Collected data entries
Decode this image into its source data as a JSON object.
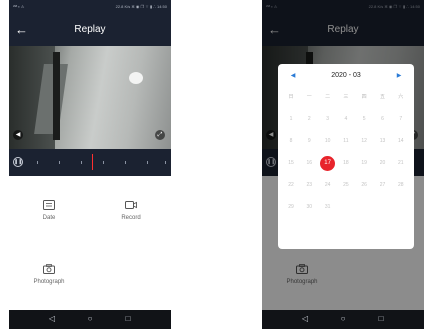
{
  "statusbar": {
    "left": "ᴵᴬᴮ ▪ ⚠",
    "right": "22.8 K/s ✲ ◉ ❐ ⌔ ▮ ∴ 14:50"
  },
  "header": {
    "title": "Replay"
  },
  "actions": {
    "date": "Date",
    "record": "Record",
    "photograph": "Photograph"
  },
  "calendar": {
    "month": "2020 - 03",
    "weekdays": [
      "日",
      "一",
      "二",
      "三",
      "四",
      "五",
      "六"
    ],
    "days": [
      "1",
      "2",
      "3",
      "4",
      "5",
      "6",
      "7",
      "8",
      "9",
      "10",
      "11",
      "12",
      "13",
      "14",
      "15",
      "16",
      "17",
      "18",
      "19",
      "20",
      "21",
      "22",
      "23",
      "24",
      "25",
      "26",
      "27",
      "28",
      "29",
      "30",
      "31"
    ],
    "selected_day": "17",
    "accent": "#e8242b"
  },
  "colors": {
    "bar": "#1b2231",
    "calendar_arrow": "#2a7bd6"
  }
}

§ Given exercise: Print out every entry above without changing a word, and leave out the pictures.

§ Solution below:
Decode this image into its source data as a JSON object.
{
  "statusbar": {
    "left": "ᴵᴬᴮ ▪ ⚠",
    "right": "22.8 K/s ✲ ◉ ❐ ⌔ ▮ ∴ 14:50"
  },
  "header": {
    "title": "Replay"
  },
  "actions": {
    "date": "Date",
    "record": "Record",
    "photograph": "Photograph"
  },
  "calendar": {
    "month": "2020 - 03",
    "weekdays": [
      "日",
      "一",
      "二",
      "三",
      "四",
      "五",
      "六"
    ],
    "days": [
      "1",
      "2",
      "3",
      "4",
      "5",
      "6",
      "7",
      "8",
      "9",
      "10",
      "11",
      "12",
      "13",
      "14",
      "15",
      "16",
      "17",
      "18",
      "19",
      "20",
      "21",
      "22",
      "23",
      "24",
      "25",
      "26",
      "27",
      "28",
      "29",
      "30",
      "31"
    ],
    "selected_day": "17",
    "accent": "#e8242b"
  },
  "colors": {
    "bar": "#1b2231",
    "calendar_arrow": "#2a7bd6"
  }
}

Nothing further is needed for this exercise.